### Prompt
Write out the listing in full, matching it word for word.

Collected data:
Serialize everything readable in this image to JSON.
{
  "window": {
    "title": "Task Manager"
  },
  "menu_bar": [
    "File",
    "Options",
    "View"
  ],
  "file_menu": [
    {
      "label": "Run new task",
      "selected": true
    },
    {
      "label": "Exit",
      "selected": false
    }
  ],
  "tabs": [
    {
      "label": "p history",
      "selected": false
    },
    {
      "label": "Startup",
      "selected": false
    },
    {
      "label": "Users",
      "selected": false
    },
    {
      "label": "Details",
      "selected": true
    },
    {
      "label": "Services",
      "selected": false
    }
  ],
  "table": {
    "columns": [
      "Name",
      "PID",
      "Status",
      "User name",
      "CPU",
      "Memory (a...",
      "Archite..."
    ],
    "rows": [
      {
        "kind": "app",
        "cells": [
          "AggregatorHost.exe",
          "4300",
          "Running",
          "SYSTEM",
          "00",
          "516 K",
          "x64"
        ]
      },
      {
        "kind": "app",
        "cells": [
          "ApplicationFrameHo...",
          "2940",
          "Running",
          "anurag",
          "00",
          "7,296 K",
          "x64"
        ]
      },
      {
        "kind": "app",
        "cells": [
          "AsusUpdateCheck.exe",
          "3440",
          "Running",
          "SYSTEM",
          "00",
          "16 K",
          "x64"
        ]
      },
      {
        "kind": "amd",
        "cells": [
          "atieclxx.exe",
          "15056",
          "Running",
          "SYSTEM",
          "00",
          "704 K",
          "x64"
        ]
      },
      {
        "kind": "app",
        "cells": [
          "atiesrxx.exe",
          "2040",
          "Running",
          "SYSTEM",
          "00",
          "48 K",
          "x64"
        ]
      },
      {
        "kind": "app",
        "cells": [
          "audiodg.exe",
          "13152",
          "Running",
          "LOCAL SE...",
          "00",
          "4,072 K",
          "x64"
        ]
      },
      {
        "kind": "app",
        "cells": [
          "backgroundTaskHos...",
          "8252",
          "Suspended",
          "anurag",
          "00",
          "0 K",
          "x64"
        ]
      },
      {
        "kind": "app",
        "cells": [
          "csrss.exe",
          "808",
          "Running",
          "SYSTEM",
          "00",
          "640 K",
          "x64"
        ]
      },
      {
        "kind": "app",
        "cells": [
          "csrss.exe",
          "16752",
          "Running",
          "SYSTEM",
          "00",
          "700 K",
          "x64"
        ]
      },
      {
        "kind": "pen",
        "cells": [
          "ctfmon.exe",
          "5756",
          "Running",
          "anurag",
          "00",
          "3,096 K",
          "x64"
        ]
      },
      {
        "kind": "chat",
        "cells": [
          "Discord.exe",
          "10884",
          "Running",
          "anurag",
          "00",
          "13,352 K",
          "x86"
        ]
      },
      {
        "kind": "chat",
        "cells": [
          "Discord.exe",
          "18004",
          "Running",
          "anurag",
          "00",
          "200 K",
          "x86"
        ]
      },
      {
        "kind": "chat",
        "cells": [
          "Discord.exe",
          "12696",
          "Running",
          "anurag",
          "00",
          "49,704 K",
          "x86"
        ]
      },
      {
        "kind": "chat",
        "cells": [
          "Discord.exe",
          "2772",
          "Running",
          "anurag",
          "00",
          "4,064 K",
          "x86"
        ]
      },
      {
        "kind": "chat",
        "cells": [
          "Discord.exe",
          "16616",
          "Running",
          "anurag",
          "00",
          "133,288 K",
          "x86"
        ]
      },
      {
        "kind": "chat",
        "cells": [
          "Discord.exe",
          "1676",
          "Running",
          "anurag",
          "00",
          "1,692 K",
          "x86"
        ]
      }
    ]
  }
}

### Response
Serialize everything readable in this image to JSON.
{
  "window": {
    "title": "Task Manager"
  },
  "menu_bar": [
    "File",
    "Options",
    "View"
  ],
  "file_menu": [
    {
      "label": "Run new task",
      "selected": true
    },
    {
      "label": "Exit",
      "selected": false
    }
  ],
  "tabs": [
    {
      "label": "p history",
      "selected": false
    },
    {
      "label": "Startup",
      "selected": false
    },
    {
      "label": "Users",
      "selected": false
    },
    {
      "label": "Details",
      "selected": true
    },
    {
      "label": "Services",
      "selected": false
    }
  ],
  "table": {
    "columns": [
      "Name",
      "PID",
      "Status",
      "User name",
      "CPU",
      "Memory (a...",
      "Archite..."
    ],
    "rows": [
      {
        "kind": "app",
        "cells": [
          "AggregatorHost.exe",
          "4300",
          "Running",
          "SYSTEM",
          "00",
          "516 K",
          "x64"
        ]
      },
      {
        "kind": "app",
        "cells": [
          "ApplicationFrameHo...",
          "2940",
          "Running",
          "anurag",
          "00",
          "7,296 K",
          "x64"
        ]
      },
      {
        "kind": "app",
        "cells": [
          "AsusUpdateCheck.exe",
          "3440",
          "Running",
          "SYSTEM",
          "00",
          "16 K",
          "x64"
        ]
      },
      {
        "kind": "amd",
        "cells": [
          "atieclxx.exe",
          "15056",
          "Running",
          "SYSTEM",
          "00",
          "704 K",
          "x64"
        ]
      },
      {
        "kind": "app",
        "cells": [
          "atiesrxx.exe",
          "2040",
          "Running",
          "SYSTEM",
          "00",
          "48 K",
          "x64"
        ]
      },
      {
        "kind": "app",
        "cells": [
          "audiodg.exe",
          "13152",
          "Running",
          "LOCAL SE...",
          "00",
          "4,072 K",
          "x64"
        ]
      },
      {
        "kind": "app",
        "cells": [
          "backgroundTaskHos...",
          "8252",
          "Suspended",
          "anurag",
          "00",
          "0 K",
          "x64"
        ]
      },
      {
        "kind": "app",
        "cells": [
          "csrss.exe",
          "808",
          "Running",
          "SYSTEM",
          "00",
          "640 K",
          "x64"
        ]
      },
      {
        "kind": "app",
        "cells": [
          "csrss.exe",
          "16752",
          "Running",
          "SYSTEM",
          "00",
          "700 K",
          "x64"
        ]
      },
      {
        "kind": "pen",
        "cells": [
          "ctfmon.exe",
          "5756",
          "Running",
          "anurag",
          "00",
          "3,096 K",
          "x64"
        ]
      },
      {
        "kind": "chat",
        "cells": [
          "Discord.exe",
          "10884",
          "Running",
          "anurag",
          "00",
          "13,352 K",
          "x86"
        ]
      },
      {
        "kind": "chat",
        "cells": [
          "Discord.exe",
          "18004",
          "Running",
          "anurag",
          "00",
          "200 K",
          "x86"
        ]
      },
      {
        "kind": "chat",
        "cells": [
          "Discord.exe",
          "12696",
          "Running",
          "anurag",
          "00",
          "49,704 K",
          "x86"
        ]
      },
      {
        "kind": "chat",
        "cells": [
          "Discord.exe",
          "2772",
          "Running",
          "anurag",
          "00",
          "4,064 K",
          "x86"
        ]
      },
      {
        "kind": "chat",
        "cells": [
          "Discord.exe",
          "16616",
          "Running",
          "anurag",
          "00",
          "133,288 K",
          "x86"
        ]
      },
      {
        "kind": "chat",
        "cells": [
          "Discord.exe",
          "1676",
          "Running",
          "anurag",
          "00",
          "1,692 K",
          "x86"
        ]
      }
    ]
  }
}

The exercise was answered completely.